## DIRECTIONS FOR THIS TASK
Rewrite everything from the start of the entries down to the line with "percent-label-box — [282, 292, 326, 309]", switching "Annotate" to "Label" and leaving all else unchanged.

Recorded data:
__________________________________________________

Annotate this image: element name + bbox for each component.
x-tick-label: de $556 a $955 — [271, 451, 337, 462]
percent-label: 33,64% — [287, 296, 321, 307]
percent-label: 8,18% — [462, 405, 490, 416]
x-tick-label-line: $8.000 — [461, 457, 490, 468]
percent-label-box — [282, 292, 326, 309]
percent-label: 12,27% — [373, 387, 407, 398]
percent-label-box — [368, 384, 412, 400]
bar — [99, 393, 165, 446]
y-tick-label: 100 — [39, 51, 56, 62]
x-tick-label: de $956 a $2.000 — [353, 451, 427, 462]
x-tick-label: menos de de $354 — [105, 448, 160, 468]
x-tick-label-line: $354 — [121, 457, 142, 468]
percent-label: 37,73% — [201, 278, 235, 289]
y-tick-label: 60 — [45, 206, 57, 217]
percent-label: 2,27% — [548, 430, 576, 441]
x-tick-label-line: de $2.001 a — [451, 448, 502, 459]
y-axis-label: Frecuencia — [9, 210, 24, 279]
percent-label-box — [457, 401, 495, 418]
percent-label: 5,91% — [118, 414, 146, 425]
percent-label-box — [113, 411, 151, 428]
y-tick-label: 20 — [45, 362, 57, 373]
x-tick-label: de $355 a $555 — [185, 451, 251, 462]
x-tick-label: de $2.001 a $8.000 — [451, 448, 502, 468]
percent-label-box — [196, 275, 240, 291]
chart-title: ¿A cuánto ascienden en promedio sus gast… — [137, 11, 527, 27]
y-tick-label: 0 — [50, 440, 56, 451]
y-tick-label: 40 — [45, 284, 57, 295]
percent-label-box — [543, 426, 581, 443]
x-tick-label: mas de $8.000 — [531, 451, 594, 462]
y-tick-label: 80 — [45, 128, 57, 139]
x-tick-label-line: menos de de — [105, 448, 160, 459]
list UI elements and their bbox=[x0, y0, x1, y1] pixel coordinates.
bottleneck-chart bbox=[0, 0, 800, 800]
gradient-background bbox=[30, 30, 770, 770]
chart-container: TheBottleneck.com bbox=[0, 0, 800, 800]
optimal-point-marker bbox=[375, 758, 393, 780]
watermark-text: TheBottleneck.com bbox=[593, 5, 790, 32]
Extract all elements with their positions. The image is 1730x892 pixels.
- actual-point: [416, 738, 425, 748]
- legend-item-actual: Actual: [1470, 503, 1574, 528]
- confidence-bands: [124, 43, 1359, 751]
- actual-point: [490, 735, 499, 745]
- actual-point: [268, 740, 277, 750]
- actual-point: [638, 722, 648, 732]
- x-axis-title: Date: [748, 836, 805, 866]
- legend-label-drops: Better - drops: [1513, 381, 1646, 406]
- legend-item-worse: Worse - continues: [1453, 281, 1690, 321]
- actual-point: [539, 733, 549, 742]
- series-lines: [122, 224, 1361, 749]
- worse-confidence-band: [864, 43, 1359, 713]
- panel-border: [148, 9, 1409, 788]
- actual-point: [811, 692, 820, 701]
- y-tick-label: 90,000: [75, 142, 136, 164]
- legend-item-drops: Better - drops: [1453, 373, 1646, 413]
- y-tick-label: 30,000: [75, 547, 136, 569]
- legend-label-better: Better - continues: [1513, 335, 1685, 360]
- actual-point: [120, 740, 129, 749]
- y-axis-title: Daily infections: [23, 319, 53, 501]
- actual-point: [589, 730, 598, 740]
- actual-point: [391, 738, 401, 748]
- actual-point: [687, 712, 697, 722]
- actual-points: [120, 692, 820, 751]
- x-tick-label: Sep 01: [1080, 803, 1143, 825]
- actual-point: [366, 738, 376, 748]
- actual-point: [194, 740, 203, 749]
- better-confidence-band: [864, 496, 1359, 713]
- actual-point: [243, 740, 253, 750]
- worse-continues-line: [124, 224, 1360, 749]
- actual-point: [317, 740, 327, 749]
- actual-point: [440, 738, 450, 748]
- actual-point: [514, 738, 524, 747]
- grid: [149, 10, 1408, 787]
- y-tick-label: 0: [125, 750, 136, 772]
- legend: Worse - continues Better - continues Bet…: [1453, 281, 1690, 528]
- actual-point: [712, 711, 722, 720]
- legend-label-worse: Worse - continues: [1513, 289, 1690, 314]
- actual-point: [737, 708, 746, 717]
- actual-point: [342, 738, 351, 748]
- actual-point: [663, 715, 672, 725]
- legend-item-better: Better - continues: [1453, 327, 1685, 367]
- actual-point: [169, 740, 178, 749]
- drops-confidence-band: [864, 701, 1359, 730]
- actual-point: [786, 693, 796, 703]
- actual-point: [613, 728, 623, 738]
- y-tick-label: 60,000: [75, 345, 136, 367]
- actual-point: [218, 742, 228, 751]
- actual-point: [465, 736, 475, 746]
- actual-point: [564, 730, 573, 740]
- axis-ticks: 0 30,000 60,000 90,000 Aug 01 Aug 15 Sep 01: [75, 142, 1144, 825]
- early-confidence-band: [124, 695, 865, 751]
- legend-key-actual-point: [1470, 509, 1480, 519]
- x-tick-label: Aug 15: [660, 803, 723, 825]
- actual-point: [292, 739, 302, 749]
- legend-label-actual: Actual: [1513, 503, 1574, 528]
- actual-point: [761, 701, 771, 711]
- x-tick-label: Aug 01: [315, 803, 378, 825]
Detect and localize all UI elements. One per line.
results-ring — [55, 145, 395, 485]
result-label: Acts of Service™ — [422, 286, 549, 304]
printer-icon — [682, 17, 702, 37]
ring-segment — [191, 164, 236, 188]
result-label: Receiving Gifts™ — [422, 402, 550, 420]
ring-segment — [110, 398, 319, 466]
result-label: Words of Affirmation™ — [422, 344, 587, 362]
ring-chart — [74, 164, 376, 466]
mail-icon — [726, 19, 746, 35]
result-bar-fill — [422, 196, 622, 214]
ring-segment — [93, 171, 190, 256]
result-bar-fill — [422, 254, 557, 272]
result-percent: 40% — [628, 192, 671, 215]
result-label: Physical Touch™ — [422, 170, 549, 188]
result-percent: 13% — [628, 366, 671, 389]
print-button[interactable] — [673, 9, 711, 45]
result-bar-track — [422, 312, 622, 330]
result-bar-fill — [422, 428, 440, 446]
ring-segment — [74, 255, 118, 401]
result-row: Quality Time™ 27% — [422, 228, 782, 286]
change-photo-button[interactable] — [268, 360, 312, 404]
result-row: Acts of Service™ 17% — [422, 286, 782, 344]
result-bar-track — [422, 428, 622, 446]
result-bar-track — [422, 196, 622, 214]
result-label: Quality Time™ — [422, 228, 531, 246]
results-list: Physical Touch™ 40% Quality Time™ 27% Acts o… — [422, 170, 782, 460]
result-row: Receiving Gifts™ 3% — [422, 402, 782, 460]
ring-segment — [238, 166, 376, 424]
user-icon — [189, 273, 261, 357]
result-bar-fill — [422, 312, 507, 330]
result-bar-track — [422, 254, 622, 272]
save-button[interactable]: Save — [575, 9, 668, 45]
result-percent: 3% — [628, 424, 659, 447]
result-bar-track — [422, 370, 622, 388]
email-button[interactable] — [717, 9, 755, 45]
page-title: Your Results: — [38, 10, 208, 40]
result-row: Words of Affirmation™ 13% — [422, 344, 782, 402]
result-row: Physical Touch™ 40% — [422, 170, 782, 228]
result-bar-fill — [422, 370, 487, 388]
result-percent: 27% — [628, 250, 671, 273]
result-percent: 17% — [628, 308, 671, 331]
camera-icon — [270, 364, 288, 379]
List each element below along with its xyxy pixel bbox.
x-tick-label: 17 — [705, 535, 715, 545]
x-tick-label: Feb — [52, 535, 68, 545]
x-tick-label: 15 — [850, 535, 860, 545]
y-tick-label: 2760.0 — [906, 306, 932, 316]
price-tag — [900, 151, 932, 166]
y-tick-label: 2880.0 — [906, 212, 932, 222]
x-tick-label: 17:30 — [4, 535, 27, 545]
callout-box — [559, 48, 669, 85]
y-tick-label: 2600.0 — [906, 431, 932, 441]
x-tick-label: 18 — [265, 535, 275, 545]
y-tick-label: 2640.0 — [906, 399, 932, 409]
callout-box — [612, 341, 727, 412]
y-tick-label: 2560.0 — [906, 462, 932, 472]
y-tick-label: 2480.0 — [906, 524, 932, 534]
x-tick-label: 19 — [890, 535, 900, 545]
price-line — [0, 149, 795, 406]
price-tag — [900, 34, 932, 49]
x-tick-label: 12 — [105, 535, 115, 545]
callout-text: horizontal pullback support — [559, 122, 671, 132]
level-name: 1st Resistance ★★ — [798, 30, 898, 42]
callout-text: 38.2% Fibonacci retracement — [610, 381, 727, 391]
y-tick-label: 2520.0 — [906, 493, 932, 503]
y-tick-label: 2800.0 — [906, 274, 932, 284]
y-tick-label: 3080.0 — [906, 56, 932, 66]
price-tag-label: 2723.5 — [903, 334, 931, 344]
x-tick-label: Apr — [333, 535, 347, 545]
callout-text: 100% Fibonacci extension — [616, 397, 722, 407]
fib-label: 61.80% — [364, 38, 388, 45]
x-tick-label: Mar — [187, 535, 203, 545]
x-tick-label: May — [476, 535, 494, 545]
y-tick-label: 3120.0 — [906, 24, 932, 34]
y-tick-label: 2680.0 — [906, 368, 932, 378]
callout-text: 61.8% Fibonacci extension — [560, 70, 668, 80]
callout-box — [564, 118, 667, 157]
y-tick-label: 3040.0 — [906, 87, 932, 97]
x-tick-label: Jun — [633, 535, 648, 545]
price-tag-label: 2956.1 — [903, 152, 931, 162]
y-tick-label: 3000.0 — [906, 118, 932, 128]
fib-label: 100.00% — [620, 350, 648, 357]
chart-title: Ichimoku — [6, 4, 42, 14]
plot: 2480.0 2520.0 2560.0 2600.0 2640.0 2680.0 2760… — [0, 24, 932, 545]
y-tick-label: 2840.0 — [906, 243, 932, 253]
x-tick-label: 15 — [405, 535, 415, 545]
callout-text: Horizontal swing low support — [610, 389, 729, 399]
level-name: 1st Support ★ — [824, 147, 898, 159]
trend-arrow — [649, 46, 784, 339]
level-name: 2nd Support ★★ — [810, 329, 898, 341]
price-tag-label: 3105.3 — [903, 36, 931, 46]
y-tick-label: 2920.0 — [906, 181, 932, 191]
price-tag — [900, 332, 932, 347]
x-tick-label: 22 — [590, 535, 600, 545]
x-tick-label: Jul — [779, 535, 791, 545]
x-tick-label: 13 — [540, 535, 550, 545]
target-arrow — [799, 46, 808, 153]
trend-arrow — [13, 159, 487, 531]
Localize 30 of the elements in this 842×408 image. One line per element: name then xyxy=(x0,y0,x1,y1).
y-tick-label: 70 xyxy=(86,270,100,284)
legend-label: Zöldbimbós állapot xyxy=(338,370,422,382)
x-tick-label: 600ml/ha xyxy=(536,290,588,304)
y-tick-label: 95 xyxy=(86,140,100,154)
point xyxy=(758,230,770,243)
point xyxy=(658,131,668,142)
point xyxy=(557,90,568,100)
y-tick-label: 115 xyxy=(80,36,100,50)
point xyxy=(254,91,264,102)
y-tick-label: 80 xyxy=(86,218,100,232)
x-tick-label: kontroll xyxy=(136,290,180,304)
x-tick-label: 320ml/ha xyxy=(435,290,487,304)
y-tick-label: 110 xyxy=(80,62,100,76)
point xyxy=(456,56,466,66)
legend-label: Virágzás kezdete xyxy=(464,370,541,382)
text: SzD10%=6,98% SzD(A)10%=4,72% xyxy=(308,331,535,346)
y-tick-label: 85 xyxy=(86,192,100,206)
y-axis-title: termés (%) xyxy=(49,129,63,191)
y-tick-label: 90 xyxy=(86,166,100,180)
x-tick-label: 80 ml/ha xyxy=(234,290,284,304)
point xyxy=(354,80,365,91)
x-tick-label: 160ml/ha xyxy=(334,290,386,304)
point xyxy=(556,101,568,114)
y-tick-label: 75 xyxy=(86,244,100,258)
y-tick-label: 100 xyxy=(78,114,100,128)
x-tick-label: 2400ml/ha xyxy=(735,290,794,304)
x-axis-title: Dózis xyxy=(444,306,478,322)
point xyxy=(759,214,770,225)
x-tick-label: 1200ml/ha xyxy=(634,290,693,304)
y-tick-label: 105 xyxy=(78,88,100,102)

__________________________________________________

## RESPONSE BELOW
Label this image: element name + bbox for each component.
x-tick-label: de $556 a $955 — [271, 451, 337, 462]
percent-label: 33,64% — [287, 296, 321, 307]
percent-label: 8,18% — [462, 405, 490, 416]
x-tick-label-line: $8.000 — [461, 457, 490, 468]
percent-label-box — [282, 292, 326, 309]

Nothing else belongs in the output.